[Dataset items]
┌────────
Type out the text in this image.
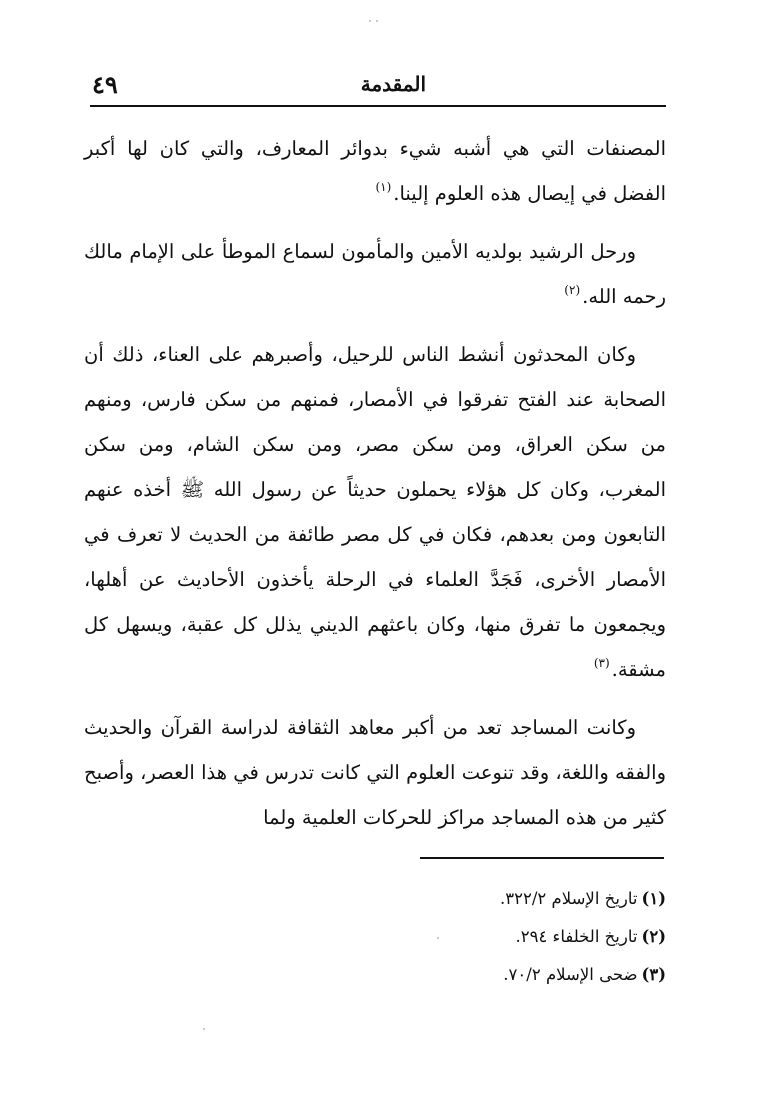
المقدمة
٤٩

المصنفات التي هي أشبه شيء بدوائر المعارف، والتي كان لها أكبر الفضل في إيصال هذه العلوم إلينا.$^{(١)}$

ورحل الرشيد بولديه الأمين والمأمون لسماع الموطأ على الإمام مالك رحمه الله.$^{(٢)}$

وكان المحدثون أنشط الناس للرحيل، وأصبرهم على العناء، ذلك أن الصحابة عند الفتح تفرقوا في الأمصار، فمنهم من سكن فارس، ومنهم من سكن العراق، ومن سكن مصر، ومن سكن الشام، ومن سكن المغرب، وكان كل هؤلاء يحملون حديثاً عن رسول الله ﷺ أخذه عنهم التابعون ومن بعدهم، فكان في كل مصر طائفة من الحديث لا تعرف في الأمصار الأخرى، فَجَدَّ العلماء في الرحلة يأخذون الأحاديث عن أهلها، ويجمعون ما تفرق منها، وكان باعثهم الديني يذلل كل عقبة، ويسهل كل مشقة.$^{(٣)}$

وكانت المساجد تعد من أكبر معاهد الثقافة لدراسة القرآن والحديث والفقه واللغة، وقد تنوعت العلوم التي كانت تدرس في هذا العصر، وأصبح كثير من هذه المساجد مراكز للحركات العلمية ولما

(١)تاريخ الإسلام ٣٢٢/٢.

(٢)تاريخ الخلفاء ٢٩٤.

(٣)ضحى الإسلام ٧٠/٢.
└────────
Using the records above, retype everything exactly except the pictures.

Type out the text in this image.
المقدمة
٤٩

المصنفات التي هي أشبه شيء بدوائر المعارف، والتي كان لها أكبر الفضل في إيصال هذه العلوم إلينا.$^{(١)}$

ورحل الرشيد بولديه الأمين والمأمون لسماع الموطأ على الإمام مالك رحمه الله.$^{(٢)}$

وكان المحدثون أنشط الناس للرحيل، وأصبرهم على العناء، ذلك أن الصحابة عند الفتح تفرقوا في الأمصار، فمنهم من سكن فارس، ومنهم من سكن العراق، ومن سكن مصر، ومن سكن الشام، ومن سكن المغرب، وكان كل هؤلاء يحملون حديثاً عن رسول الله ﷺ أخذه عنهم التابعون ومن بعدهم، فكان في كل مصر طائفة من الحديث لا تعرف في الأمصار الأخرى، فَجَدَّ العلماء في الرحلة يأخذون الأحاديث عن أهلها، ويجمعون ما تفرق منها، وكان باعثهم الديني يذلل كل عقبة، ويسهل كل مشقة.$^{(٣)}$

وكانت المساجد تعد من أكبر معاهد الثقافة لدراسة القرآن والحديث والفقه واللغة، وقد تنوعت العلوم التي كانت تدرس في هذا العصر، وأصبح كثير من هذه المساجد مراكز للحركات العلمية ولما

(١)تاريخ الإسلام ٣٢٢/٢.

(٢)تاريخ الخلفاء ٢٩٤.

(٣)ضحى الإسلام ٧٠/٢.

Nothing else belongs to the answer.